Given task:
Every line that holds the string "Simplemente" is to be identified and copied.

Supplied records:
==*==

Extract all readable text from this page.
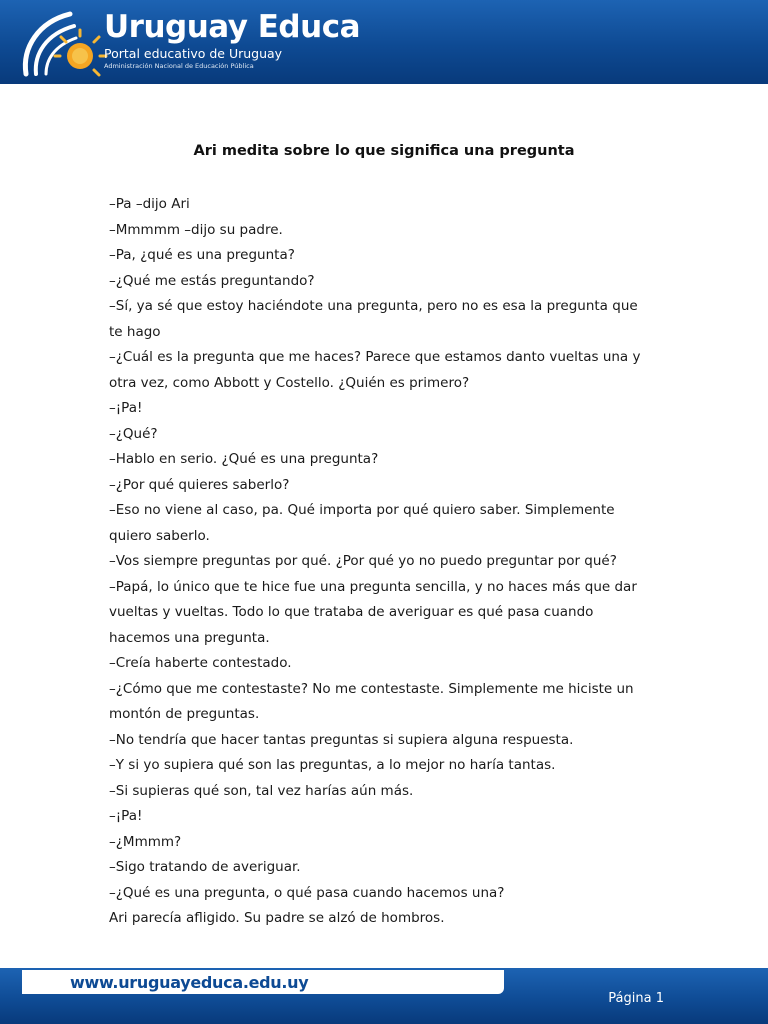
Uruguay Educa
Portal educativo de Uruguay
Administración Nacional de Educación Pública
Ari medita sobre lo que significa una pregunta
–Pa –dijo Ari
–Mmmmm –dijo su padre.
–Pa, ¿qué es una pregunta?
–¿Qué me estás preguntando?
–Sí, ya sé que estoy haciéndote una pregunta, pero no es esa la pregunta que
te hago
–¿Cuál es la pregunta que me haces? Parece que estamos danto vueltas una y
otra vez, como Abbott y Costello. ¿Quién es primero?
–¡Pa!
–¿Qué?
–Hablo en serio. ¿Qué es una pregunta?
–¿Por qué quieres saberlo?
–Eso no viene al caso, pa. Qué importa por qué quiero saber. Simplemente
quiero saberlo.
–Vos siempre preguntas por qué. ¿Por qué yo no puedo preguntar por qué?
–Papá, lo único que te hice fue una pregunta sencilla, y no haces más que dar
vueltas y vueltas. Todo lo que trataba de averiguar es qué pasa cuando
hacemos una pregunta.
–Creía haberte contestado.
–¿Cómo que me contestaste? No me contestaste. Simplemente me hiciste un
montón de preguntas.
–No tendría que hacer tantas preguntas si supiera alguna respuesta.
–Y si yo supiera qué son las preguntas, a lo mejor no haría tantas.
–Si supieras qué son, tal vez harías aún más.
–¡Pa!
–¿Mmmm?
–Sigo tratando de averiguar.
–¿Qué es una pregunta, o qué pasa cuando hacemos una?
Ari parecía afligido. Su padre se alzó de hombros.
www.uruguayeduca.edu.uy
Página 1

==*==

The result:
–Eso no viene al caso, pa. Qué importa por qué quiero saber. Simplemente
–¿Cómo que me contestaste? No me contestaste. Simplemente me hiciste un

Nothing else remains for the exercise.